**Given information**
* * * * * * * * *
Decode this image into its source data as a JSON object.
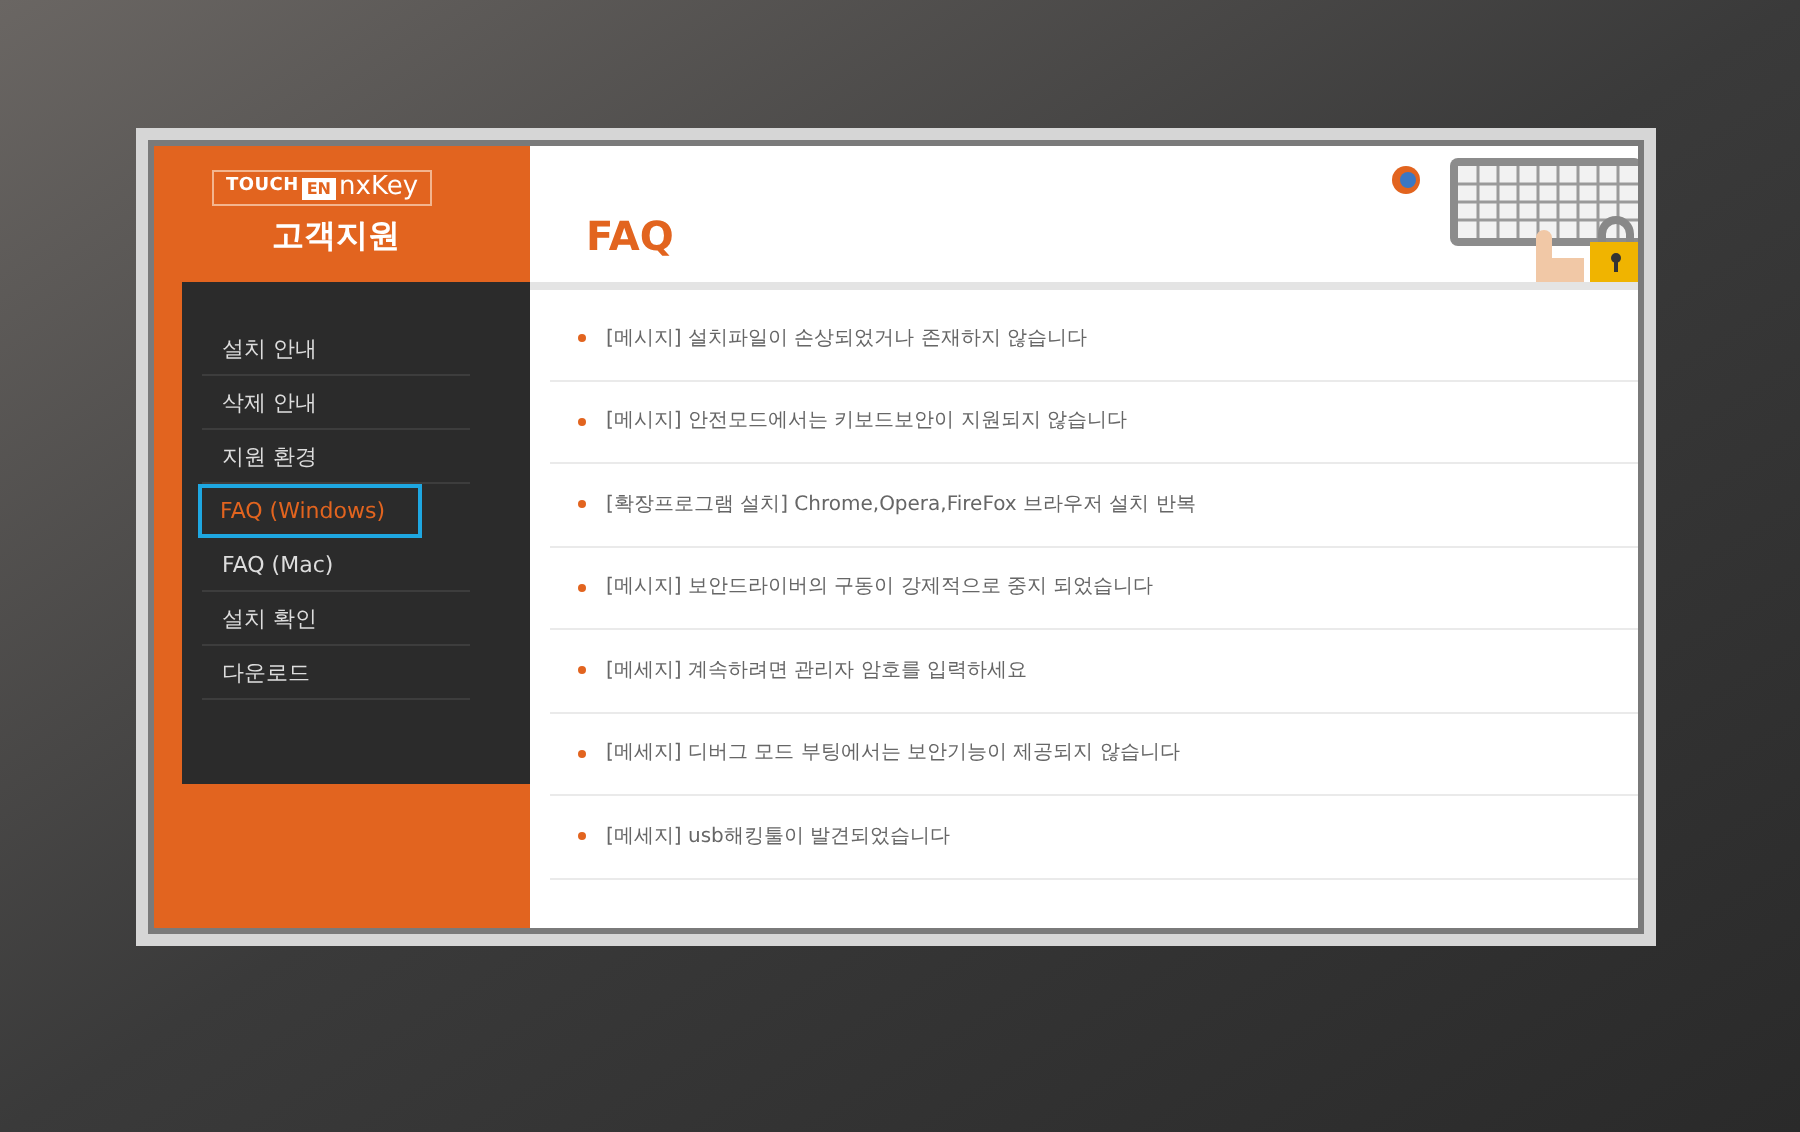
{
  "logo": {
    "parts": [
      "TOUCH",
      "EN",
      "nxKey"
    ]
  },
  "sidebar": {
    "title": "고객지원",
    "items": [
      {
        "label": "설치 안내",
        "selected": false
      },
      {
        "label": "삭제 안내",
        "selected": false
      },
      {
        "label": "지원 환경",
        "selected": false
      },
      {
        "label": "FAQ (Windows)",
        "selected": true
      },
      {
        "label": "FAQ (Mac)",
        "selected": false
      },
      {
        "label": "설치 확인",
        "selected": false
      },
      {
        "label": "다운로드",
        "selected": false
      }
    ]
  },
  "page": {
    "title": "FAQ"
  },
  "faq": [
    "[메시지] 설치파일이 손상되었거나 존재하지 않습니다",
    "[메시지] 안전모드에서는 키보드보안이 지원되지 않습니다",
    "[확장프로그램 설치] Chrome,Opera,FireFox 브라우저 설치 반복",
    "[메시지] 보안드라이버의 구동이 강제적으로 중지 되었습니다",
    "[메세지] 계속하려면 관리자 암호를 입력하세요",
    "[메세지] 디버그 모드 부팅에서는 보안기능이 제공되지 않습니다",
    "[메세지] usb해킹툴이 발견되었습니다"
  ]
}
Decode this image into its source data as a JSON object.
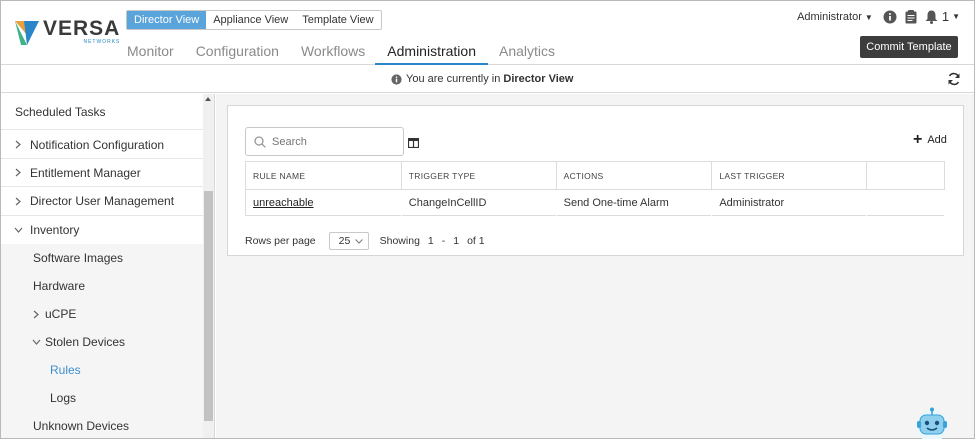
{
  "brand": {
    "name": "VERSA",
    "sub": "NETWORKS"
  },
  "view_switch": [
    "Director View",
    "Appliance View",
    "Template View"
  ],
  "nav_tabs": [
    "Monitor",
    "Configuration",
    "Workflows",
    "Administration",
    "Analytics"
  ],
  "active_nav": "Administration",
  "user": {
    "name": "Administrator",
    "notification_count": "1"
  },
  "commit_label": "Commit Template",
  "info_bar": {
    "prefix": "You are currently in",
    "view": "Director View"
  },
  "sidebar": {
    "items": [
      {
        "label": "Scheduled Tasks"
      },
      {
        "label": "Notification Configuration"
      },
      {
        "label": "Entitlement Manager"
      },
      {
        "label": "Director User Management"
      },
      {
        "label": "Inventory"
      },
      {
        "label": "Software Images"
      },
      {
        "label": "Hardware"
      },
      {
        "label": "uCPE"
      },
      {
        "label": "Stolen Devices"
      },
      {
        "label": "Rules"
      },
      {
        "label": "Logs"
      },
      {
        "label": "Unknown Devices"
      }
    ]
  },
  "search": {
    "placeholder": "Search"
  },
  "add_label": "Add",
  "table": {
    "columns": [
      "RULE NAME",
      "TRIGGER TYPE",
      "ACTIONS",
      "LAST TRIGGER",
      ""
    ],
    "rows": [
      [
        "unreachable",
        "ChangeInCellID",
        "Send One-time Alarm",
        "Administrator",
        ""
      ]
    ]
  },
  "pager": {
    "rows_label": "Rows per page",
    "rows_value": "25",
    "showing_label": "Showing",
    "from": "1",
    "to": "1",
    "total": "of 1"
  },
  "colors": {
    "accent": "#2a86c8",
    "active_view": "#5aa4dc",
    "commit_bg": "#3d3d3d",
    "link_active": "#3d8fd1"
  }
}
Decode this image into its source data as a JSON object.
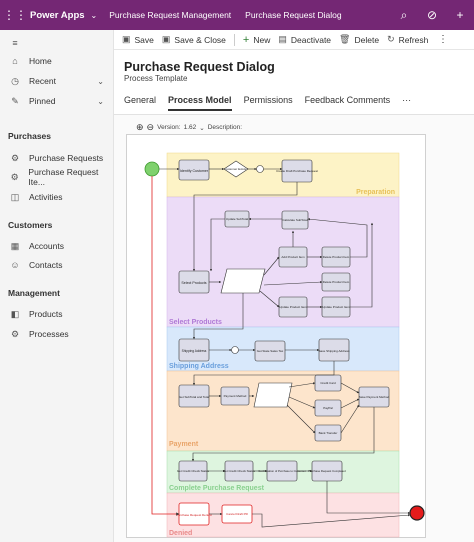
{
  "appbar": {
    "app_name": "Power Apps",
    "breadcrumb_1": "Purchase Request Management",
    "breadcrumb_2": "Purchase Request Dialog"
  },
  "nav": {
    "home": "Home",
    "recent": "Recent",
    "pinned": "Pinned",
    "section_purchases": "Purchases",
    "purchase_requests": "Purchase Requests",
    "purchase_request_items": "Purchase Request Ite...",
    "activities": "Activities",
    "section_customers": "Customers",
    "accounts": "Accounts",
    "contacts": "Contacts",
    "section_management": "Management",
    "products": "Products",
    "processes": "Processes"
  },
  "commands": {
    "save": "Save",
    "save_close": "Save & Close",
    "new": "New",
    "deactivate": "Deactivate",
    "delete": "Delete",
    "refresh": "Refresh"
  },
  "form": {
    "title": "Purchase Request Dialog",
    "subtitle": "Process Template",
    "tabs": [
      "General",
      "Process Model",
      "Permissions",
      "Feedback Comments"
    ],
    "active_tab": "Process Model"
  },
  "diagram": {
    "version_label": "Version:",
    "version_value": "1.62",
    "description_label": "Description:",
    "lanes": [
      "Preparation",
      "Select Products",
      "Shipping Address",
      "Payment",
      "Complete Purchase Request",
      "Denied"
    ],
    "lane_colors": [
      "#fdf3c6",
      "#ecdcf7",
      "#d8e8fb",
      "#fde5cc",
      "#def5df",
      "#fde1e3"
    ],
    "lane_label_colors": [
      "#e8c15a",
      "#b07ad6",
      "#6a9fdc",
      "#e9a56a",
      "#8ad08f",
      "#e98a8a"
    ],
    "tasks": {
      "identify_customer": "Identify Customer",
      "customer_exists": "Customer Exists?",
      "create_draft": "Create Draft Purchase Request",
      "update_subtotal": "Update SubTotal",
      "calculate_subtotal": "Calculate SubTotal",
      "add_product_item": "Add Product Item",
      "delete_product_item": "Delete Product Item",
      "select_products": "Select Products",
      "update_product_item": "Update Product Item",
      "update_product": "Update Product Item",
      "shipping_address": "Shipping Address",
      "get_state_sales_tax": "Get State Sales Tax",
      "save_shipping": "Save Shipping Address",
      "get_subtotal": "Get SubTotal and Total",
      "payment_method": "Payment Method",
      "credit_card": "Credit Card",
      "paypal": "PayPal",
      "bank_transfer": "Bank Transfer",
      "save_payment": "Save Payment Method",
      "get_credit_check": "Get Credit Check Status",
      "get_credit_check_2": "Get Credit Check Status",
      "confirmation": "Confirmation of Purchase to Customer",
      "purchase_completed": "Purchase Request Completed",
      "purchase_denied": "Purchase Request Denied",
      "cancel_draft": "Cancel Draft PR"
    },
    "gateway_labels": {
      "yes": "Yes",
      "no": "No",
      "ship_yes": "Ship",
      "pay_label_1": "Credit Card",
      "pay_label_2": "PayPal",
      "pay_label_3": "Bank Transfer"
    }
  }
}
* * * * * * * * *
**Work required**
Pick every line with "Transfer" in it and copy it.

**Correct output**
      "bank_transfer": "Bank Transfer",
      "pay_label_3": "Bank Transfer"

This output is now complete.